● YOUR INSTRUCTIONS
Select from the records below every line that has the word "Hutchinson" in it.

● SUPPLIED MATERIAL
[Start]

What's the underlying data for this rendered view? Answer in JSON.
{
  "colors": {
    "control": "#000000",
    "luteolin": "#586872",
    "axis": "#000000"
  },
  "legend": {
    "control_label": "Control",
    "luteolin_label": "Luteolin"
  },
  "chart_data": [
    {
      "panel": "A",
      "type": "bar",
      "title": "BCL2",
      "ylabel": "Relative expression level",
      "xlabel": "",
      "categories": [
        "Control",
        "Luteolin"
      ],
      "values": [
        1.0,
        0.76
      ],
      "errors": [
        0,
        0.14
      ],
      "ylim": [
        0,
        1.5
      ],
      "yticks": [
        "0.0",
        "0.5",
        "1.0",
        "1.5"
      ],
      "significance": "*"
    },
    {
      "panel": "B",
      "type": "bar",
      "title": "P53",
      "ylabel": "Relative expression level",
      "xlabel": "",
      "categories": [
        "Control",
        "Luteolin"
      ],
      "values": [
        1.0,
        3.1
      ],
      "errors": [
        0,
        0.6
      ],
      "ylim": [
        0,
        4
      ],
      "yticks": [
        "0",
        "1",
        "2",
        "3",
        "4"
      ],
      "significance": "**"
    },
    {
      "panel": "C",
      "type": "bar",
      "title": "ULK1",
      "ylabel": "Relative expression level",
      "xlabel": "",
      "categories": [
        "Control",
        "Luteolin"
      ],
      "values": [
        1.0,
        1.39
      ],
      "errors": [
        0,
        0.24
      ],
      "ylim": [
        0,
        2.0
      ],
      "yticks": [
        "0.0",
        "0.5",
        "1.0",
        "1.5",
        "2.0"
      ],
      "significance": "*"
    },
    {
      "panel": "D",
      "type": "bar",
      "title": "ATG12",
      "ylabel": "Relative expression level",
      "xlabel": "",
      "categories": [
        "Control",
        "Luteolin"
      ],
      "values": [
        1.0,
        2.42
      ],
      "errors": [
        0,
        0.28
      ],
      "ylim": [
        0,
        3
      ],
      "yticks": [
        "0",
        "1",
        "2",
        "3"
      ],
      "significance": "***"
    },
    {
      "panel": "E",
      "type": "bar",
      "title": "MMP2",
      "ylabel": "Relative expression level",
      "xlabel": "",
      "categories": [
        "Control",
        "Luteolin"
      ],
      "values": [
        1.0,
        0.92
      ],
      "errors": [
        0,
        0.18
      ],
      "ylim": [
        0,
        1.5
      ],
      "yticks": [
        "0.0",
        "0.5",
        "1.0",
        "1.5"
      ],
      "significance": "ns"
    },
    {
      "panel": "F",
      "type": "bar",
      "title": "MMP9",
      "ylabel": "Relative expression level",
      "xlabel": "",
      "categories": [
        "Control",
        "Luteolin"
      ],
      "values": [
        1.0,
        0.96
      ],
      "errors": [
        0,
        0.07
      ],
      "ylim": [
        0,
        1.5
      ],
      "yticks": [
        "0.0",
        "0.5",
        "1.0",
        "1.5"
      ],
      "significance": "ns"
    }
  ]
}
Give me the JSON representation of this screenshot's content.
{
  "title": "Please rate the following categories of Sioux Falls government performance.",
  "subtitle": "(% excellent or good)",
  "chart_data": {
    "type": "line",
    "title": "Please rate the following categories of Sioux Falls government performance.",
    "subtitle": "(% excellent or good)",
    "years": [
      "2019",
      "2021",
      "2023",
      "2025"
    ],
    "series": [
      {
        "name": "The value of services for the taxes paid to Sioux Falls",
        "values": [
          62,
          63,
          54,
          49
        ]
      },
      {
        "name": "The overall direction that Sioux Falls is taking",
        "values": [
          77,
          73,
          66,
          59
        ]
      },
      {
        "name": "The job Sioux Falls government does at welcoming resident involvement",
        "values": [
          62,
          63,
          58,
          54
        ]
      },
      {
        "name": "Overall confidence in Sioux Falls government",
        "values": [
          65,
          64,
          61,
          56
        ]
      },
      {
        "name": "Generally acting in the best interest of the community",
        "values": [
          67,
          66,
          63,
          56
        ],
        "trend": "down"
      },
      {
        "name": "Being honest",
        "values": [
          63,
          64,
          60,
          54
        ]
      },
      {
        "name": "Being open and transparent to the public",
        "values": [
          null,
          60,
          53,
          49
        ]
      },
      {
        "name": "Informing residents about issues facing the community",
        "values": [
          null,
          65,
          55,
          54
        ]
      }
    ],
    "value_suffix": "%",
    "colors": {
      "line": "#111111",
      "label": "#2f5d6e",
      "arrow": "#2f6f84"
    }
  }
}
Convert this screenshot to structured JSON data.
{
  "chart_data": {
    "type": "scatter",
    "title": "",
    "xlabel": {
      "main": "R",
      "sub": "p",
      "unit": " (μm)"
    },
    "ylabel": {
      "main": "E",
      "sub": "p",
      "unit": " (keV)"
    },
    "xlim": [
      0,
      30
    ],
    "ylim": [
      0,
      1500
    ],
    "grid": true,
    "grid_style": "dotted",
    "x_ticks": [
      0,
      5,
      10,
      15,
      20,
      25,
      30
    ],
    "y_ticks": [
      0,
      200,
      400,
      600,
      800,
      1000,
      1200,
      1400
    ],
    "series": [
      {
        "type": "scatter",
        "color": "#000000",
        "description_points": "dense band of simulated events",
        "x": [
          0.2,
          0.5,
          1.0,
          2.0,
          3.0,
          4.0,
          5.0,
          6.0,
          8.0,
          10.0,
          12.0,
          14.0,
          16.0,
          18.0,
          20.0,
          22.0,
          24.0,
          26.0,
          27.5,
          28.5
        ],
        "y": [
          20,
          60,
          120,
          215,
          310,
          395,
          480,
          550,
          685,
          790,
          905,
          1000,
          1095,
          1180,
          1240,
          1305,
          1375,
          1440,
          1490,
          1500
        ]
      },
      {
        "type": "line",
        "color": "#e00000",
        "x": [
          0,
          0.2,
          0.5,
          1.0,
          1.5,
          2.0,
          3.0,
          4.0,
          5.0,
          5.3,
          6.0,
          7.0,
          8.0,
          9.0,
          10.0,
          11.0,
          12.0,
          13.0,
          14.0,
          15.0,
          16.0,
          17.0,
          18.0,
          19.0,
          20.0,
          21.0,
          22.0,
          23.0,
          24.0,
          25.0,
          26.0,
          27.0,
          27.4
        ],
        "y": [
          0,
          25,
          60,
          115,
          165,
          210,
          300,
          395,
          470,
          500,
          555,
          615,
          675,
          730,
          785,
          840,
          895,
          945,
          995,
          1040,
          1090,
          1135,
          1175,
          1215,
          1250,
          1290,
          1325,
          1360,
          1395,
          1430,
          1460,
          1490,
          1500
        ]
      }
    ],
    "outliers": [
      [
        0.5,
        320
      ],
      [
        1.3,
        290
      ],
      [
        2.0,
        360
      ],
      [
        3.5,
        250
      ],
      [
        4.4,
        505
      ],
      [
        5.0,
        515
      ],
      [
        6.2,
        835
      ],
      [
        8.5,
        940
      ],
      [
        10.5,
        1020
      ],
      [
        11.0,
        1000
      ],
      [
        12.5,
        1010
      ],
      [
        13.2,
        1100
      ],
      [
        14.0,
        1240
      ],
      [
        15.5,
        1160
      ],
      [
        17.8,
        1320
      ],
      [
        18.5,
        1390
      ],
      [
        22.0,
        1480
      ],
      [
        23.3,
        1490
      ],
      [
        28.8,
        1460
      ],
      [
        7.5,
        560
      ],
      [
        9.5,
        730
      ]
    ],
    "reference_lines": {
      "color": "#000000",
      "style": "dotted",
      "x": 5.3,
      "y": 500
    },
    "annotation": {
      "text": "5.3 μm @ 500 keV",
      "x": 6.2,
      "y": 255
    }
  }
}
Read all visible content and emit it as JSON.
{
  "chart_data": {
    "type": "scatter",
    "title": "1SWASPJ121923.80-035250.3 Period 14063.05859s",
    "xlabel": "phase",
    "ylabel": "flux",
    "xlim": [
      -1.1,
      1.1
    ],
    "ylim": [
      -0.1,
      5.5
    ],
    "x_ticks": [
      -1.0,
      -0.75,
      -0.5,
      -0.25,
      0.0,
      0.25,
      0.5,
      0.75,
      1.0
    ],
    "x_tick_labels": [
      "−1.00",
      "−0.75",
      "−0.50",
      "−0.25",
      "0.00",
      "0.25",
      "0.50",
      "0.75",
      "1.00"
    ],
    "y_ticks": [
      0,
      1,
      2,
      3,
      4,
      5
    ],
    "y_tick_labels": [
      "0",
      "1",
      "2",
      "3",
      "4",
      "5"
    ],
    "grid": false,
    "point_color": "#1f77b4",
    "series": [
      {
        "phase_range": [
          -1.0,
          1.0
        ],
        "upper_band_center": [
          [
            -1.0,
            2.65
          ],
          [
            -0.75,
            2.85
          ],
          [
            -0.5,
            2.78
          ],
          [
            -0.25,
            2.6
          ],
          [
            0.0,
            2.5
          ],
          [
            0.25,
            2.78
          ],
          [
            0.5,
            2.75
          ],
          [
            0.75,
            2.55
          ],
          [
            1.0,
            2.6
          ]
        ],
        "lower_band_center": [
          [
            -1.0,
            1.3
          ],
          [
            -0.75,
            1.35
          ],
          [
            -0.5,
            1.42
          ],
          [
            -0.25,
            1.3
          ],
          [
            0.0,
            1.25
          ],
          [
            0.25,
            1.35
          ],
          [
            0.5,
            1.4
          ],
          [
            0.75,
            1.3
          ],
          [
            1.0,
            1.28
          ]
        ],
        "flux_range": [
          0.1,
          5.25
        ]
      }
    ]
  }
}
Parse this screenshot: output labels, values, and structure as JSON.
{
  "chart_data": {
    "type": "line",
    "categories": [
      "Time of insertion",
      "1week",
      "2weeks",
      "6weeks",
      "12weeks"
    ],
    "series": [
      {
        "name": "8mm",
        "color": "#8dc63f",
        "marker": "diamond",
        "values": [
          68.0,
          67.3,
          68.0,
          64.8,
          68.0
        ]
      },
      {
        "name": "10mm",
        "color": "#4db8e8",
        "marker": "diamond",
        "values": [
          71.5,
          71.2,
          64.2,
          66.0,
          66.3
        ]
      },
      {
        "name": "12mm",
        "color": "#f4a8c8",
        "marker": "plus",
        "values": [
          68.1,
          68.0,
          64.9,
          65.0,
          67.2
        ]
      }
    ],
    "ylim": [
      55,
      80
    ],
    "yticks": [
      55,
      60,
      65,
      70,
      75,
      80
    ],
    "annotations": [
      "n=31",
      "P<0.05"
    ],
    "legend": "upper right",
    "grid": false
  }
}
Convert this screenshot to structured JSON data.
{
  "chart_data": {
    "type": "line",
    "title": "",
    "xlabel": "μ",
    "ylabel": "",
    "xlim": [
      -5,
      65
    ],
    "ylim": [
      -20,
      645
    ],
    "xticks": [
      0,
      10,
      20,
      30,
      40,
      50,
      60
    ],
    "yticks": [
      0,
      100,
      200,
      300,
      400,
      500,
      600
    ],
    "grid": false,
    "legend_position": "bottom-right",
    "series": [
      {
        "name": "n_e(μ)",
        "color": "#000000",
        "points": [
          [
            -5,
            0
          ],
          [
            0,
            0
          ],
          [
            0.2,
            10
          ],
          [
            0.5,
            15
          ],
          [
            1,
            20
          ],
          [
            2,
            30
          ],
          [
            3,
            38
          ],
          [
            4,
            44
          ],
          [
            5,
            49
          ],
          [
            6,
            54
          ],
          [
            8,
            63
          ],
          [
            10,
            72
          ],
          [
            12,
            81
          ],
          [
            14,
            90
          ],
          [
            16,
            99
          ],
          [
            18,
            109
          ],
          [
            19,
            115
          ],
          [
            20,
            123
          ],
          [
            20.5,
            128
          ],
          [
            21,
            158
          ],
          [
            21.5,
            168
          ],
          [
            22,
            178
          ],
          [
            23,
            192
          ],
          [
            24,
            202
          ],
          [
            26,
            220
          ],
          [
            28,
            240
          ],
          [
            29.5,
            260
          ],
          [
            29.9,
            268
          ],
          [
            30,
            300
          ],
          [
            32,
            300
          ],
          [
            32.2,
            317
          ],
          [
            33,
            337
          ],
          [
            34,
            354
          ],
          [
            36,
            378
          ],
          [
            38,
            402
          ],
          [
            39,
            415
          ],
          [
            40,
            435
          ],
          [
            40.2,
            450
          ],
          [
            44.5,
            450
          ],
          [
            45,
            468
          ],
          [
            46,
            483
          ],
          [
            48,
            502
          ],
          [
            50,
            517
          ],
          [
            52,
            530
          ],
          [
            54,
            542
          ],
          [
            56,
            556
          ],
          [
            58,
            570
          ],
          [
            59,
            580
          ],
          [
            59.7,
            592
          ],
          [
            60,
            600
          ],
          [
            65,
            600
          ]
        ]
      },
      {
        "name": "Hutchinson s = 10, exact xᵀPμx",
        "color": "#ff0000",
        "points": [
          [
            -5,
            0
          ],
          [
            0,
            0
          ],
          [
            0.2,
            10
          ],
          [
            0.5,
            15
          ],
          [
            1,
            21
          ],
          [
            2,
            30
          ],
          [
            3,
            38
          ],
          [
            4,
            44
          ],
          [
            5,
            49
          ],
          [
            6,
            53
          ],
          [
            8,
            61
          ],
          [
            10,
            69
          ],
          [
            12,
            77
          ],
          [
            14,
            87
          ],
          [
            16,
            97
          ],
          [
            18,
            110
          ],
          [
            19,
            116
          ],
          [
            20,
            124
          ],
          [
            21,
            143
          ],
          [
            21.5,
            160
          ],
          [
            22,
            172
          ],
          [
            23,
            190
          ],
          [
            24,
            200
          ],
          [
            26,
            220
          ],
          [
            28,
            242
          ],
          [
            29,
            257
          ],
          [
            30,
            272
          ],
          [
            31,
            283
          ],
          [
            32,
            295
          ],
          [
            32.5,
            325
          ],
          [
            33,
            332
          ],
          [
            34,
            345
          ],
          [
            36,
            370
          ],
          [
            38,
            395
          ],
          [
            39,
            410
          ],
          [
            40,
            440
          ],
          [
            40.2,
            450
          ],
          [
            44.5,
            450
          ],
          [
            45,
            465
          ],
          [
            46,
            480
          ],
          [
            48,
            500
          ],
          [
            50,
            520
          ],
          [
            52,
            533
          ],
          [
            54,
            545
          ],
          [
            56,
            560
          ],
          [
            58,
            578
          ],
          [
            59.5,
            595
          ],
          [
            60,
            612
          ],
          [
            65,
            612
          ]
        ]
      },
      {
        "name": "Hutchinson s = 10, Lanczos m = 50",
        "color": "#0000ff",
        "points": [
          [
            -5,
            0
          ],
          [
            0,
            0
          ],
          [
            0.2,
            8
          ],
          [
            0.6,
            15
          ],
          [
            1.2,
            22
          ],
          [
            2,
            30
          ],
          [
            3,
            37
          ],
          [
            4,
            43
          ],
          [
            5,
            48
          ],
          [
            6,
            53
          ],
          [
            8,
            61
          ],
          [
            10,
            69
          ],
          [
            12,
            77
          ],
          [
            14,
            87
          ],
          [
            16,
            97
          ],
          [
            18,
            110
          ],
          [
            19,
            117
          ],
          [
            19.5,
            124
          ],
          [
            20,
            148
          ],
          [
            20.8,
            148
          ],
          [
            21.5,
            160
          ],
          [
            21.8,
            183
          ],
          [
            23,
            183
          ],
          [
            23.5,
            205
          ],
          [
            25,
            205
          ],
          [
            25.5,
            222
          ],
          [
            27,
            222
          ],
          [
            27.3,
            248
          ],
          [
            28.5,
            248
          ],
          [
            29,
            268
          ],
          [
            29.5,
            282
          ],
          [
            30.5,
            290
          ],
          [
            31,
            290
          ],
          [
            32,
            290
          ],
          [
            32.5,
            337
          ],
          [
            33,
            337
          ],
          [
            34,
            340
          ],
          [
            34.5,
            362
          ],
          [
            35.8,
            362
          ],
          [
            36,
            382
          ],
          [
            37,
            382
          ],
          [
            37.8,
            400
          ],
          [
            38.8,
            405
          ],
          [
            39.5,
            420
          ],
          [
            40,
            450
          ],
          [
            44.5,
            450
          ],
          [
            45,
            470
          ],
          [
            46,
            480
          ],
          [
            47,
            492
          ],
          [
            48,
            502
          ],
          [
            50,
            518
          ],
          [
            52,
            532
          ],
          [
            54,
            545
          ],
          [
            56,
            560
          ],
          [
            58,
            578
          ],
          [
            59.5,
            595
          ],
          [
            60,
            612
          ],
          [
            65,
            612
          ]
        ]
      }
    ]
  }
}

[End]

● SOLUTION FOR THIS TASK
        "name": "Hutchinson s = 10, exact xᵀPμx",
        "name": "Hutchinson s = 10, Lanczos m = 50",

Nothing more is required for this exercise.